Find all lines in the records that include the word "tasks", and copy them out.

— Start of Stored rows —

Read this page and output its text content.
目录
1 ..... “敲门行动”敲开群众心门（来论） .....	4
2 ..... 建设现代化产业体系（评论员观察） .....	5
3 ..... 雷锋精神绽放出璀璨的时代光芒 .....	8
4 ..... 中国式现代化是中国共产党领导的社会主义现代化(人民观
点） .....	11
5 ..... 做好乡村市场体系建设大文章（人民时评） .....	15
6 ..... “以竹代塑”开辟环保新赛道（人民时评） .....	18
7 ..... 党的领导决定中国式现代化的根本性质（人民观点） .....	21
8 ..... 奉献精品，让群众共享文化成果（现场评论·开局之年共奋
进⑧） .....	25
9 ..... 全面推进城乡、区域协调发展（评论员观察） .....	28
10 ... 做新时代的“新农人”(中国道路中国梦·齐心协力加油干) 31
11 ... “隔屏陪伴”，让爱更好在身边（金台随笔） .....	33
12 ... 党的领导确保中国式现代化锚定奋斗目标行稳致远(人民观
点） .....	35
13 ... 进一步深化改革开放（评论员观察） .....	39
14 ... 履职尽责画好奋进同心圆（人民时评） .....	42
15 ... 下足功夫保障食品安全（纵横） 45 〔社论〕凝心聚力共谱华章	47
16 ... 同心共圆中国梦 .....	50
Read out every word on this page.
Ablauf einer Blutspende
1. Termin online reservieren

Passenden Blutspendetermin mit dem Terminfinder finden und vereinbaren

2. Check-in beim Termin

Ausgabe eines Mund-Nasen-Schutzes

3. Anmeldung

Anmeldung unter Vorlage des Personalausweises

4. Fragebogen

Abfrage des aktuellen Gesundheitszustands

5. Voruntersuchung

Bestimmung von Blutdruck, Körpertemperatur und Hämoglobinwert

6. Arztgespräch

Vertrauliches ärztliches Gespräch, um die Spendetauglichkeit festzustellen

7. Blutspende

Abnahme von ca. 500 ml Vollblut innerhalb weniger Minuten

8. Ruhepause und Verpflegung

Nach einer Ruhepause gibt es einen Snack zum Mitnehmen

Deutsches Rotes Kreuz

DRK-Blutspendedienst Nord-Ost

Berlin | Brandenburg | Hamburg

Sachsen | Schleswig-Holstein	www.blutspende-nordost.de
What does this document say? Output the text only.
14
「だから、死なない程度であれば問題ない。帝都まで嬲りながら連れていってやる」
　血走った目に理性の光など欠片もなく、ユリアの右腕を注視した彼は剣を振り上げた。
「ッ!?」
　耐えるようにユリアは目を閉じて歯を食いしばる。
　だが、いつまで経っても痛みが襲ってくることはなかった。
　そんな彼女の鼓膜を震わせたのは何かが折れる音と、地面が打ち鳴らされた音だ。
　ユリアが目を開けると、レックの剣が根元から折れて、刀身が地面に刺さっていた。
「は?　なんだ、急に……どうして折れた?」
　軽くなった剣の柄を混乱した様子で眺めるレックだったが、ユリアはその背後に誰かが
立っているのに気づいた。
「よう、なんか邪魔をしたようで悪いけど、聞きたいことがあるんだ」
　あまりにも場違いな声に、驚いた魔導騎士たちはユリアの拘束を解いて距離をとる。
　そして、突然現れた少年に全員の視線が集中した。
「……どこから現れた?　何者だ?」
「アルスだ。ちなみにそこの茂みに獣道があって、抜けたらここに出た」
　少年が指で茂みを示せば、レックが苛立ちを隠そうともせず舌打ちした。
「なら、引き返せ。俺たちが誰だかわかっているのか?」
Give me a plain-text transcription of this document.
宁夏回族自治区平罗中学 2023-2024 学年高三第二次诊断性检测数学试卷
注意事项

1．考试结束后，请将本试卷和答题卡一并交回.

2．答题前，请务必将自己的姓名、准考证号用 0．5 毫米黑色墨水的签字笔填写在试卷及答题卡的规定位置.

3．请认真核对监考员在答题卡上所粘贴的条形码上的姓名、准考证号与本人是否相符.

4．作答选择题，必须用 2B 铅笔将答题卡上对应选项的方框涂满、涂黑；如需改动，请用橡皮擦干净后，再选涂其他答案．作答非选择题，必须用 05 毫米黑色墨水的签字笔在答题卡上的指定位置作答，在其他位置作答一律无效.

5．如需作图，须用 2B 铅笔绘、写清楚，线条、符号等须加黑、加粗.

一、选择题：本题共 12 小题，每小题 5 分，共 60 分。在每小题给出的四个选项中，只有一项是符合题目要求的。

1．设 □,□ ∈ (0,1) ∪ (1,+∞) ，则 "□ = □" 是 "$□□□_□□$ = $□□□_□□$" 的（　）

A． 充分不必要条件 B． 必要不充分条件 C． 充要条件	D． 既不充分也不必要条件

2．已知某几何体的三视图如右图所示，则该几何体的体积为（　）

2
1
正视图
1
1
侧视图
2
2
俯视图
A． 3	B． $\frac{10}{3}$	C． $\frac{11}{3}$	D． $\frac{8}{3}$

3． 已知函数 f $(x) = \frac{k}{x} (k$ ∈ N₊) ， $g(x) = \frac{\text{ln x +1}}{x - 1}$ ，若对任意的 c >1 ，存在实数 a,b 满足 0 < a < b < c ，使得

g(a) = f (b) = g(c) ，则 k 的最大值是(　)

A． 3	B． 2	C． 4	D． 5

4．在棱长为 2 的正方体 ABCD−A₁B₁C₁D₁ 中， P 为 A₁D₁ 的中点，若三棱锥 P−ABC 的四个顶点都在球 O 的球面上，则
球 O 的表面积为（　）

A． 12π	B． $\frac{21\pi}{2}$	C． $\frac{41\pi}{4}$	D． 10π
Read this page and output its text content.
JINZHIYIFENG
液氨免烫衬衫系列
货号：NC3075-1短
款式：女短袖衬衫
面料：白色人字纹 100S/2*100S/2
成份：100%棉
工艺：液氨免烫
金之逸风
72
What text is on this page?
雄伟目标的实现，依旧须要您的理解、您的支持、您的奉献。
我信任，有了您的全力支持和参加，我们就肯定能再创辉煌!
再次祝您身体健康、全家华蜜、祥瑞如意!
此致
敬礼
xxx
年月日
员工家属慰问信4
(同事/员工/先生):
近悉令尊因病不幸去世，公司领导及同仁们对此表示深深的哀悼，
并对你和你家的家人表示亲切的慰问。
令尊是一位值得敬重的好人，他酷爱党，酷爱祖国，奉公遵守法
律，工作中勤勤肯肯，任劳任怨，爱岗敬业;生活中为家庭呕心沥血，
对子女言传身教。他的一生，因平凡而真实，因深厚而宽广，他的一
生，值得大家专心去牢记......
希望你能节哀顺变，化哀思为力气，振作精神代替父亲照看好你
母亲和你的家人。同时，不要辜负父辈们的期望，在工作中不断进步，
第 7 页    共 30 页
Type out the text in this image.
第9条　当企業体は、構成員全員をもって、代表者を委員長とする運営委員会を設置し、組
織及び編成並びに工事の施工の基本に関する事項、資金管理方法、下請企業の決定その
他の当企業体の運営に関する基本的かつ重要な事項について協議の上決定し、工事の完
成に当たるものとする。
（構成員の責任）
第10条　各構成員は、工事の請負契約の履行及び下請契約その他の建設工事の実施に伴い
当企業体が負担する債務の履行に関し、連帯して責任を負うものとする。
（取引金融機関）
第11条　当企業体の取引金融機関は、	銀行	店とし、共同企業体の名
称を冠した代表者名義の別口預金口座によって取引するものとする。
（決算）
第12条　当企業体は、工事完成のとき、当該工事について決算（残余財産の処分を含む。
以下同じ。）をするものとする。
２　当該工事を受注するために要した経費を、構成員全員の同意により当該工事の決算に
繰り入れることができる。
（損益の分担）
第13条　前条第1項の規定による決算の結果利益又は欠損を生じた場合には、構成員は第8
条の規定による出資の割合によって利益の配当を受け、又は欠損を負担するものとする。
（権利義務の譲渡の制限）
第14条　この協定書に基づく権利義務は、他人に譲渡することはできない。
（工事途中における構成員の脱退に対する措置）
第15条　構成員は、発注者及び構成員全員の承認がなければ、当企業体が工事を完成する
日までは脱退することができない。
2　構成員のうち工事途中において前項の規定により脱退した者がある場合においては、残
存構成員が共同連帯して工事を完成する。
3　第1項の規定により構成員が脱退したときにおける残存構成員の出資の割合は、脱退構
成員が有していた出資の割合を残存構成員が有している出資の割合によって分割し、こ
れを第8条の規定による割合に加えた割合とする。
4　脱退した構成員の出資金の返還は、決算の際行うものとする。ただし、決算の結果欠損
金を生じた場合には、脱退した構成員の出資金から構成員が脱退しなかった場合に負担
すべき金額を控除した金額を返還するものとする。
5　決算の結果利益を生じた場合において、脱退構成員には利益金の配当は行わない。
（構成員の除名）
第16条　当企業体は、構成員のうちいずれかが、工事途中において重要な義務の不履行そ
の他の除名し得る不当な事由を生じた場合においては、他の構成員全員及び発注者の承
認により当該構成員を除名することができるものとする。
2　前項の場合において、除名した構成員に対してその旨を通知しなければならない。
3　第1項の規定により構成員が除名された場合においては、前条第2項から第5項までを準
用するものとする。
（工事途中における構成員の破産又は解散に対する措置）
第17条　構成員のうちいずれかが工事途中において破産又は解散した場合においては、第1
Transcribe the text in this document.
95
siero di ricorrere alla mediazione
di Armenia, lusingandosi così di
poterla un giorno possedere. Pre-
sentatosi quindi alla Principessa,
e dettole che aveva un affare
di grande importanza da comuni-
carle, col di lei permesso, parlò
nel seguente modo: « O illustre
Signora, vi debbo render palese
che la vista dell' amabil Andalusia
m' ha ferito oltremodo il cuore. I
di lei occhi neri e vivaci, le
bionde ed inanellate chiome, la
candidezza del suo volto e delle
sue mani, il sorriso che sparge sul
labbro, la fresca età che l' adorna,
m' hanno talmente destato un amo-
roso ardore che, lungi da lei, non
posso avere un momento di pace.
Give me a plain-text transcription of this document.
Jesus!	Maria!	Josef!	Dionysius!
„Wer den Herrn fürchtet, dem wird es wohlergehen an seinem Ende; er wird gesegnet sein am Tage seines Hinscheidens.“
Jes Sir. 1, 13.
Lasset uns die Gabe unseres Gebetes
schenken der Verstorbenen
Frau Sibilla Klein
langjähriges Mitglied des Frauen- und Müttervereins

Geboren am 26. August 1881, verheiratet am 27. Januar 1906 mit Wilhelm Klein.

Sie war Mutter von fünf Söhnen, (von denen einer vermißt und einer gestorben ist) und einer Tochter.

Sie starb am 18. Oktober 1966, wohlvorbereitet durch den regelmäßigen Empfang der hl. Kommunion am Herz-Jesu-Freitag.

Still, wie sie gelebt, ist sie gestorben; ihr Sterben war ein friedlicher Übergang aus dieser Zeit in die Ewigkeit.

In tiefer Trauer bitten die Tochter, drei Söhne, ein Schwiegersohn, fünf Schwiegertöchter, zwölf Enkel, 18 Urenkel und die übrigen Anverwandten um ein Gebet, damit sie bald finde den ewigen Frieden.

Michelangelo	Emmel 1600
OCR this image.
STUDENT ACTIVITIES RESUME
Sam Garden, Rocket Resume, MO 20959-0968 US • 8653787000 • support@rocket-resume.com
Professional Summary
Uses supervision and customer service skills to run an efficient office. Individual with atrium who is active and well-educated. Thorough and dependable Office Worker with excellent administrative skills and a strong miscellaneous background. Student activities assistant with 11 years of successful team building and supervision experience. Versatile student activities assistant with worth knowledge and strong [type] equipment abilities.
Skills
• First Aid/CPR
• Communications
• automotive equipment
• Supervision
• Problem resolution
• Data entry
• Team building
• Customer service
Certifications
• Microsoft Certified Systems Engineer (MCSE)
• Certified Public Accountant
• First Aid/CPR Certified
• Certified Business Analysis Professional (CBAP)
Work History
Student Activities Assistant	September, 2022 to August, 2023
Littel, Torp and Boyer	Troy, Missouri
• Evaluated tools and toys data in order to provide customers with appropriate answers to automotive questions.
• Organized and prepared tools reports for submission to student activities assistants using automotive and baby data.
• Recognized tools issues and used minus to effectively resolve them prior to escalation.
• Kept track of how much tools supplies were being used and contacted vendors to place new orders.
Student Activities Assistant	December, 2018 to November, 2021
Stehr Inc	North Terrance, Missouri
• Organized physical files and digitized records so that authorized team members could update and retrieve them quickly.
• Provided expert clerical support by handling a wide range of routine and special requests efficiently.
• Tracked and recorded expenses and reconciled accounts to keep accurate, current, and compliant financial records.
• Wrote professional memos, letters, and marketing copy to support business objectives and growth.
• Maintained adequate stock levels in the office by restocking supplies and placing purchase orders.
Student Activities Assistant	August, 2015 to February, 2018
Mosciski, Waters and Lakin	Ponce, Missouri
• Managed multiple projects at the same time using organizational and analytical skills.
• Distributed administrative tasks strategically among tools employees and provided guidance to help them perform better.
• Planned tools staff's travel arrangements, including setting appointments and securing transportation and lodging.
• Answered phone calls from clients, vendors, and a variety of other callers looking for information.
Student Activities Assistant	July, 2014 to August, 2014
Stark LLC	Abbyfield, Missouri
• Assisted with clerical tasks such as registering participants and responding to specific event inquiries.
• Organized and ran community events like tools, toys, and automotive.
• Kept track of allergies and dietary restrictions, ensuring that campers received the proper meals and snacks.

— End of Stored rows —

* Finished task *
• Distributed administrative tasks strategically among tools employees and provided guidance to help them perform better.
• Assisted with clerical tasks such as registering participants and responding to specific event inquiries.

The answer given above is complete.